[Entries from a dataset]
● ● ●
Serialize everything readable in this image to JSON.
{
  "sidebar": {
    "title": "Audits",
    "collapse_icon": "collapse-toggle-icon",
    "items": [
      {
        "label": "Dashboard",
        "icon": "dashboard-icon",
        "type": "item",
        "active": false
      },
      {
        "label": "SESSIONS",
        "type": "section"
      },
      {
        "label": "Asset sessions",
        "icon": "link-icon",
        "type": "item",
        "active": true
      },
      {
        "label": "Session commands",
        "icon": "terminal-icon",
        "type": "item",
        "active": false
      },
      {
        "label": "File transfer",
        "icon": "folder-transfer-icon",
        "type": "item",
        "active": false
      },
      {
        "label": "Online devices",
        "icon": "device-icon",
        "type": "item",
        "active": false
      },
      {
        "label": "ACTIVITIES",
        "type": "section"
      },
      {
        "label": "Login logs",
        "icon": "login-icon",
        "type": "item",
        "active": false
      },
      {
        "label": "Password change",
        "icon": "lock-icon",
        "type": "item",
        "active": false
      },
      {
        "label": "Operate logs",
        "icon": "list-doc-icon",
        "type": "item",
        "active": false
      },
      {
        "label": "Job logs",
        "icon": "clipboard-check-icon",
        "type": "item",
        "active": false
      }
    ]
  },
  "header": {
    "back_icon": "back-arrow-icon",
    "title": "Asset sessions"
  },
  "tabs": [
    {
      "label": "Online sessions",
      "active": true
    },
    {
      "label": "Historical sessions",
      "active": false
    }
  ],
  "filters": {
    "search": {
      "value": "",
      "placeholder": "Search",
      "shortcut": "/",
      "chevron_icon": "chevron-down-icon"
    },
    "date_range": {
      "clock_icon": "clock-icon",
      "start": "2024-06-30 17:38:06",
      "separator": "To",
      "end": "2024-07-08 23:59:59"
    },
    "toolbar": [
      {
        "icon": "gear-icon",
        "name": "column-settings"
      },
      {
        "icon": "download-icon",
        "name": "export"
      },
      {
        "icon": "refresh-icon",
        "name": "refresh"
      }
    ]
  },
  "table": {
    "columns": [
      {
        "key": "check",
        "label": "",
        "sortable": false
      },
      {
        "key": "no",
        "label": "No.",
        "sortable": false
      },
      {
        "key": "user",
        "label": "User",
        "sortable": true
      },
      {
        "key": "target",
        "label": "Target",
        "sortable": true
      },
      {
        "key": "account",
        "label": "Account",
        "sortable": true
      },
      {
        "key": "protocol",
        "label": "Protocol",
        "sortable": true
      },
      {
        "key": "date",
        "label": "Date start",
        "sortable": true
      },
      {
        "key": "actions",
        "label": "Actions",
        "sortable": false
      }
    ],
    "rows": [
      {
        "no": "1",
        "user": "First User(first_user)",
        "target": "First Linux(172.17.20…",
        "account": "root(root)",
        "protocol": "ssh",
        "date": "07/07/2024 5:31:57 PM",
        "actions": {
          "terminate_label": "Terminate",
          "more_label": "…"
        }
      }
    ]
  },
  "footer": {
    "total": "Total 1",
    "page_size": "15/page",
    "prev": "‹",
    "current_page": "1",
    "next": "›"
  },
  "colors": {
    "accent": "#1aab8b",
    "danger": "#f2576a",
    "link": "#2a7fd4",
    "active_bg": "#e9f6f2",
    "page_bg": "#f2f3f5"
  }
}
● ● ●
[Problem description] Repeat the material above in full, quoting it exactly.

[Written reply]
Serialize everything readable in this image to JSON.
{
  "sidebar": {
    "title": "Audits",
    "collapse_icon": "collapse-toggle-icon",
    "items": [
      {
        "label": "Dashboard",
        "icon": "dashboard-icon",
        "type": "item",
        "active": false
      },
      {
        "label": "SESSIONS",
        "type": "section"
      },
      {
        "label": "Asset sessions",
        "icon": "link-icon",
        "type": "item",
        "active": true
      },
      {
        "label": "Session commands",
        "icon": "terminal-icon",
        "type": "item",
        "active": false
      },
      {
        "label": "File transfer",
        "icon": "folder-transfer-icon",
        "type": "item",
        "active": false
      },
      {
        "label": "Online devices",
        "icon": "device-icon",
        "type": "item",
        "active": false
      },
      {
        "label": "ACTIVITIES",
        "type": "section"
      },
      {
        "label": "Login logs",
        "icon": "login-icon",
        "type": "item",
        "active": false
      },
      {
        "label": "Password change",
        "icon": "lock-icon",
        "type": "item",
        "active": false
      },
      {
        "label": "Operate logs",
        "icon": "list-doc-icon",
        "type": "item",
        "active": false
      },
      {
        "label": "Job logs",
        "icon": "clipboard-check-icon",
        "type": "item",
        "active": false
      }
    ]
  },
  "header": {
    "back_icon": "back-arrow-icon",
    "title": "Asset sessions"
  },
  "tabs": [
    {
      "label": "Online sessions",
      "active": true
    },
    {
      "label": "Historical sessions",
      "active": false
    }
  ],
  "filters": {
    "search": {
      "value": "",
      "placeholder": "Search",
      "shortcut": "/",
      "chevron_icon": "chevron-down-icon"
    },
    "date_range": {
      "clock_icon": "clock-icon",
      "start": "2024-06-30 17:38:06",
      "separator": "To",
      "end": "2024-07-08 23:59:59"
    },
    "toolbar": [
      {
        "icon": "gear-icon",
        "name": "column-settings"
      },
      {
        "icon": "download-icon",
        "name": "export"
      },
      {
        "icon": "refresh-icon",
        "name": "refresh"
      }
    ]
  },
  "table": {
    "columns": [
      {
        "key": "check",
        "label": "",
        "sortable": false
      },
      {
        "key": "no",
        "label": "No.",
        "sortable": false
      },
      {
        "key": "user",
        "label": "User",
        "sortable": true
      },
      {
        "key": "target",
        "label": "Target",
        "sortable": true
      },
      {
        "key": "account",
        "label": "Account",
        "sortable": true
      },
      {
        "key": "protocol",
        "label": "Protocol",
        "sortable": true
      },
      {
        "key": "date",
        "label": "Date start",
        "sortable": true
      },
      {
        "key": "actions",
        "label": "Actions",
        "sortable": false
      }
    ],
    "rows": [
      {
        "no": "1",
        "user": "First User(first_user)",
        "target": "First Linux(172.17.20…",
        "account": "root(root)",
        "protocol": "ssh",
        "date": "07/07/2024 5:31:57 PM",
        "actions": {
          "terminate_label": "Terminate",
          "more_label": "…"
        }
      }
    ]
  },
  "footer": {
    "total": "Total 1",
    "page_size": "15/page",
    "prev": "‹",
    "current_page": "1",
    "next": "›"
  },
  "colors": {
    "accent": "#1aab8b",
    "danger": "#f2576a",
    "link": "#2a7fd4",
    "active_bg": "#e9f6f2",
    "page_bg": "#f2f3f5"
  }
}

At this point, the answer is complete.